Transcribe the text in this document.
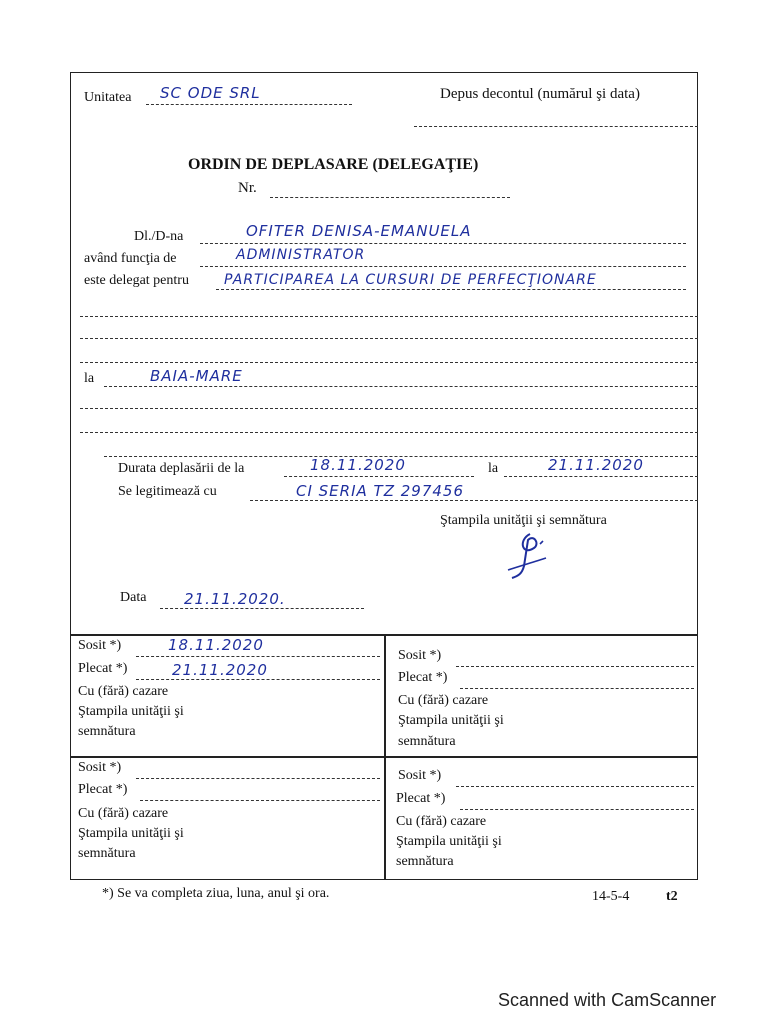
Unitatea SC ODE SRL	Depus decontul (numărul şi data)
ORDIN DE DEPLASARE (DELEGAŢIE)
Nr.
Dl./D-na	OFITER DENISA-EMANUELA
având funcţia de	ADMINISTRATOR
este delegat pentru	PARTICIPAREA LA CURSURI DE PERFECŢIONARE
la	BAIA-MARE
Durata deplasării de la	18.11.2020	la	21.11.2020
Se legitimează cu	CI SERIA TZ 297456
Ştampila unităţii şi semnătura
Data	21.11.2020.
Sosit *)	18.11.2020
Plecat *)	21.11.2020
Cu (fără) cazare
Ştampila unităţii şi
semnătura
Sosit *)
Plecat *)
Cu (fără) cazare
Ştampila unităţii şi
semnătura
Sosit *)
Plecat *)
Cu (fără) cazare
Ştampila unităţii şi
semnătura
Sosit *)
Plecat *)
Cu (fără) cazare
Ştampila unităţii şi
semnătura
*) Se va completa ziua, luna, anul şi ora.	14-5-4	t2
Scanned with CamScanner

_Work required_:
Leave the pictures out and write out every entry exactly as given.

_Response to this exercise_:
Transcribe the text in this document.
Unitatea SC ODE SRL	Depus decontul (numărul şi data)
ORDIN DE DEPLASARE (DELEGAŢIE)
Nr.
Dl./D-na	OFITER DENISA-EMANUELA
având funcţia de	ADMINISTRATOR
este delegat pentru	PARTICIPAREA LA CURSURI DE PERFECŢIONARE
la	BAIA-MARE
Durata deplasării de la	18.11.2020	la	21.11.2020
Se legitimează cu	CI SERIA TZ 297456
Ştampila unităţii şi semnătura
Data	21.11.2020.
Sosit *)	18.11.2020
Plecat *)	21.11.2020
Cu (fără) cazare
Ştampila unităţii şi
semnătura
Sosit *)
Plecat *)
Cu (fără) cazare
Ştampila unităţii şi
semnătura
Sosit *)
Plecat *)
Cu (fără) cazare
Ştampila unităţii şi
semnătura
Sosit *)
Plecat *)
Cu (fără) cazare
Ştampila unităţii şi
semnătura
*) Se va completa ziua, luna, anul şi ora.	14-5-4	t2
Scanned with CamScanner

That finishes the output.